-- Aim of the task --
Copy the data below line for line, with no changes.

-- Rows --
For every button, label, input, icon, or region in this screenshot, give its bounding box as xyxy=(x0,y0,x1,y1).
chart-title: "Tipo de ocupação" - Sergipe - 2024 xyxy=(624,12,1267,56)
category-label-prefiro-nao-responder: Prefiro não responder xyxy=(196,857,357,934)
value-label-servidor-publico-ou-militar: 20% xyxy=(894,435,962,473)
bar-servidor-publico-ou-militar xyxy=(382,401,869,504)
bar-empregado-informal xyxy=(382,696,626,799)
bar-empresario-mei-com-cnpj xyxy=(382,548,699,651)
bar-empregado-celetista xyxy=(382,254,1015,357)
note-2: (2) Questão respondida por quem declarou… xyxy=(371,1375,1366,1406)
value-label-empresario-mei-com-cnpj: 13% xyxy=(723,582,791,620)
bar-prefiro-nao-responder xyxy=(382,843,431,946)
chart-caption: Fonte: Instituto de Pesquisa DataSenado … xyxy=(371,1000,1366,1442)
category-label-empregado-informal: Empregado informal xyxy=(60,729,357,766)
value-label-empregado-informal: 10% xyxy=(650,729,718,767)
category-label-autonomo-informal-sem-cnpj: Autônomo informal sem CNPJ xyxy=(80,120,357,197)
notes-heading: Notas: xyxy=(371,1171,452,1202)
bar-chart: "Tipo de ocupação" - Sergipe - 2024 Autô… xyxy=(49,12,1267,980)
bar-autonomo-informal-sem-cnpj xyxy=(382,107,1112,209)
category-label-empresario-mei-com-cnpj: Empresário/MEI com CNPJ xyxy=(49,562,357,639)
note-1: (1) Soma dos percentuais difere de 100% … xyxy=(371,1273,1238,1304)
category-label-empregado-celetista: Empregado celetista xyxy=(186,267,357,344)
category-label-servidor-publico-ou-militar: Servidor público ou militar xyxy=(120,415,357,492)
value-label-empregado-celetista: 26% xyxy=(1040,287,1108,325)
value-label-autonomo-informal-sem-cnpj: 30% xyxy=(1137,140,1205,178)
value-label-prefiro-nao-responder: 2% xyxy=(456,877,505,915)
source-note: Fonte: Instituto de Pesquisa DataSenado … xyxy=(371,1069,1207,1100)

-- Solved problem --
For every button, label, input, icon, or region in this screenshot, give its bounding box as xyxy=(x0,y0,x1,y1).
chart-title: "Tipo de ocupação" - Sergipe - 2024 xyxy=(624,12,1267,56)
category-label-prefiro-nao-responder: Prefiro não responder xyxy=(196,857,357,934)
value-label-servidor-publico-ou-militar: 20% xyxy=(894,435,962,473)
bar-servidor-publico-ou-militar xyxy=(382,401,869,504)
bar-empregado-informal xyxy=(382,696,626,799)
bar-empresario-mei-com-cnpj xyxy=(382,548,699,651)
bar-empregado-celetista xyxy=(382,254,1015,357)
note-2: (2) Questão respondida por quem declarou… xyxy=(371,1375,1366,1406)
value-label-empresario-mei-com-cnpj: 13% xyxy=(723,582,791,620)
bar-prefiro-nao-responder xyxy=(382,843,431,946)
chart-caption: Fonte: Instituto de Pesquisa DataSenado … xyxy=(371,1000,1366,1442)
category-label-empregado-informal: Empregado informal xyxy=(60,729,357,766)
value-label-empregado-informal: 10% xyxy=(650,729,718,767)
category-label-autonomo-informal-sem-cnpj: Autônomo informal sem CNPJ xyxy=(80,120,357,197)
notes-heading: Notas: xyxy=(371,1171,452,1202)
bar-chart: "Tipo de ocupação" - Sergipe - 2024 Autô… xyxy=(49,12,1267,980)
bar-autonomo-informal-sem-cnpj xyxy=(382,107,1112,209)
category-label-empresario-mei-com-cnpj: Empresário/MEI com CNPJ xyxy=(49,562,357,639)
note-1: (1) Soma dos percentuais difere de 100% … xyxy=(371,1273,1238,1304)
category-label-empregado-celetista: Empregado celetista xyxy=(186,267,357,344)
category-label-servidor-publico-ou-militar: Servidor público ou militar xyxy=(120,415,357,492)
value-label-empregado-celetista: 26% xyxy=(1040,287,1108,325)
value-label-autonomo-informal-sem-cnpj: 30% xyxy=(1137,140,1205,178)
value-label-prefiro-nao-responder: 2% xyxy=(456,877,505,915)
source-note: Fonte: Instituto de Pesquisa DataSenado … xyxy=(371,1069,1207,1100)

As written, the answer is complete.